§ Task statement: Reproduce the listing below word for word, with no pictures.

§ Dataset:
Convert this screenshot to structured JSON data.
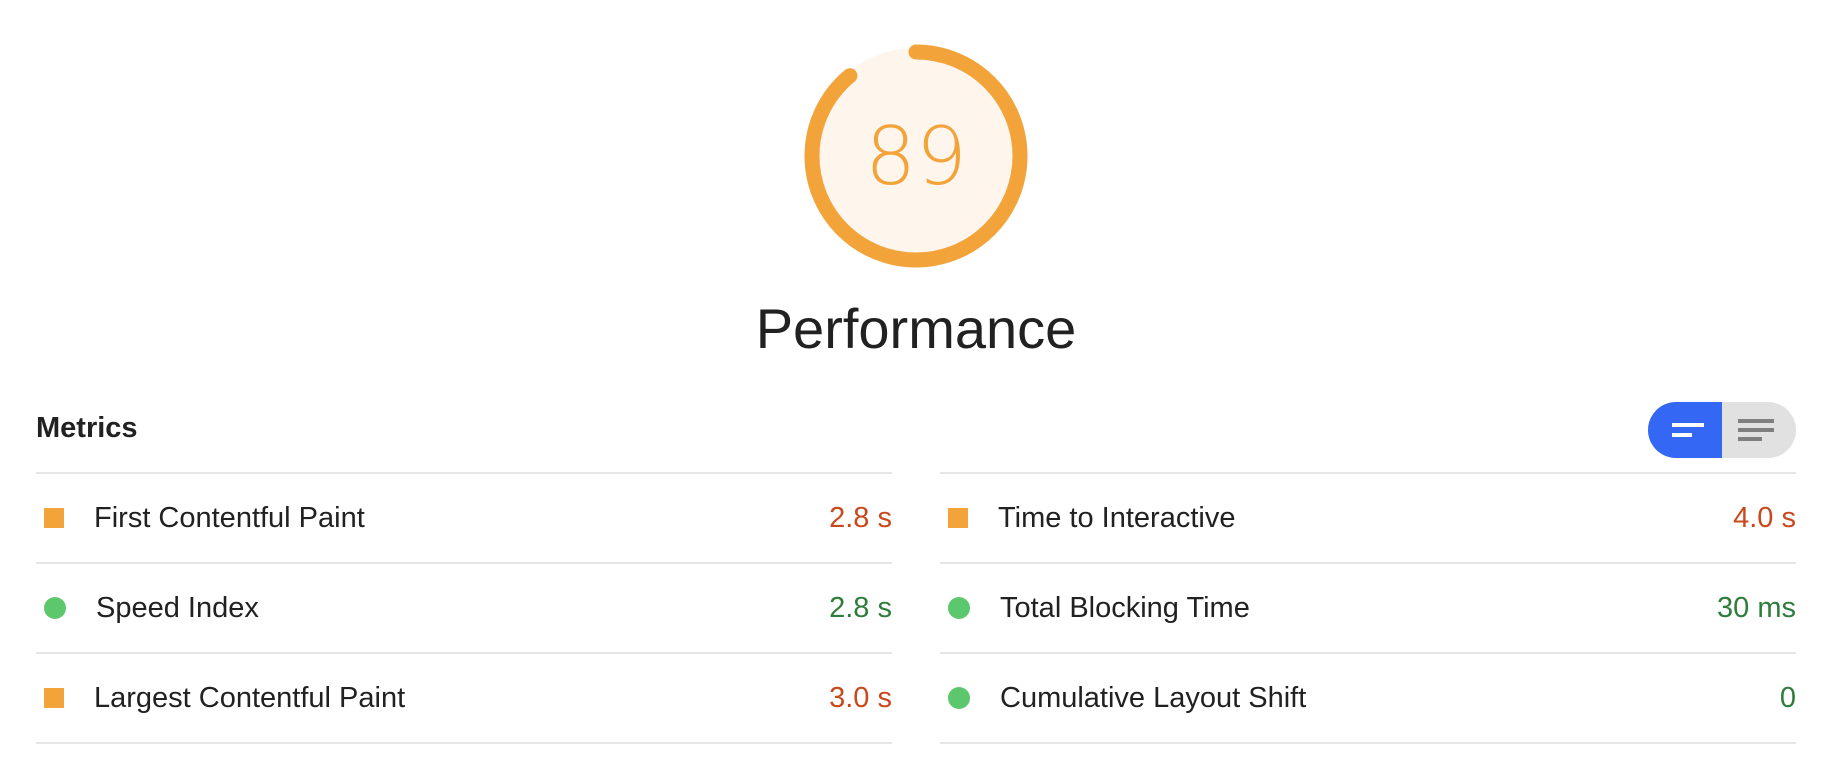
{
  "gauge": {
    "score": "89",
    "fraction": 0.89,
    "arc_color": "#f2a33a",
    "bg_color": "#fef5ec"
  },
  "category_title": "Performance",
  "metrics": {
    "heading": "Metrics",
    "toggle": {
      "active": "compact-view",
      "options": [
        "compact-view-icon",
        "expanded-view-icon"
      ],
      "active_color": "#3367f4"
    },
    "left": [
      {
        "label": "First Contentful Paint",
        "value": "2.8 s",
        "status": "average"
      },
      {
        "label": "Speed Index",
        "value": "2.8 s",
        "status": "pass"
      },
      {
        "label": "Largest Contentful Paint",
        "value": "3.0 s",
        "status": "average"
      }
    ],
    "right": [
      {
        "label": "Time to Interactive",
        "value": "4.0 s",
        "status": "average"
      },
      {
        "label": "Total Blocking Time",
        "value": "30 ms",
        "status": "pass"
      },
      {
        "label": "Cumulative Layout Shift",
        "value": "0",
        "status": "pass"
      }
    ]
  },
  "colors": {
    "average_text": "#c8491c",
    "pass_text": "#2e7d3a",
    "average_icon": "#f2a33a",
    "pass_icon": "#5dc76e"
  }
}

§ Full solution:
Convert this screenshot to structured JSON data.
{
  "gauge": {
    "score": "89",
    "fraction": 0.89,
    "arc_color": "#f2a33a",
    "bg_color": "#fef5ec"
  },
  "category_title": "Performance",
  "metrics": {
    "heading": "Metrics",
    "toggle": {
      "active": "compact-view",
      "options": [
        "compact-view-icon",
        "expanded-view-icon"
      ],
      "active_color": "#3367f4"
    },
    "left": [
      {
        "label": "First Contentful Paint",
        "value": "2.8 s",
        "status": "average"
      },
      {
        "label": "Speed Index",
        "value": "2.8 s",
        "status": "pass"
      },
      {
        "label": "Largest Contentful Paint",
        "value": "3.0 s",
        "status": "average"
      }
    ],
    "right": [
      {
        "label": "Time to Interactive",
        "value": "4.0 s",
        "status": "average"
      },
      {
        "label": "Total Blocking Time",
        "value": "30 ms",
        "status": "pass"
      },
      {
        "label": "Cumulative Layout Shift",
        "value": "0",
        "status": "pass"
      }
    ]
  },
  "colors": {
    "average_text": "#c8491c",
    "pass_text": "#2e7d3a",
    "average_icon": "#f2a33a",
    "pass_icon": "#5dc76e"
  }
}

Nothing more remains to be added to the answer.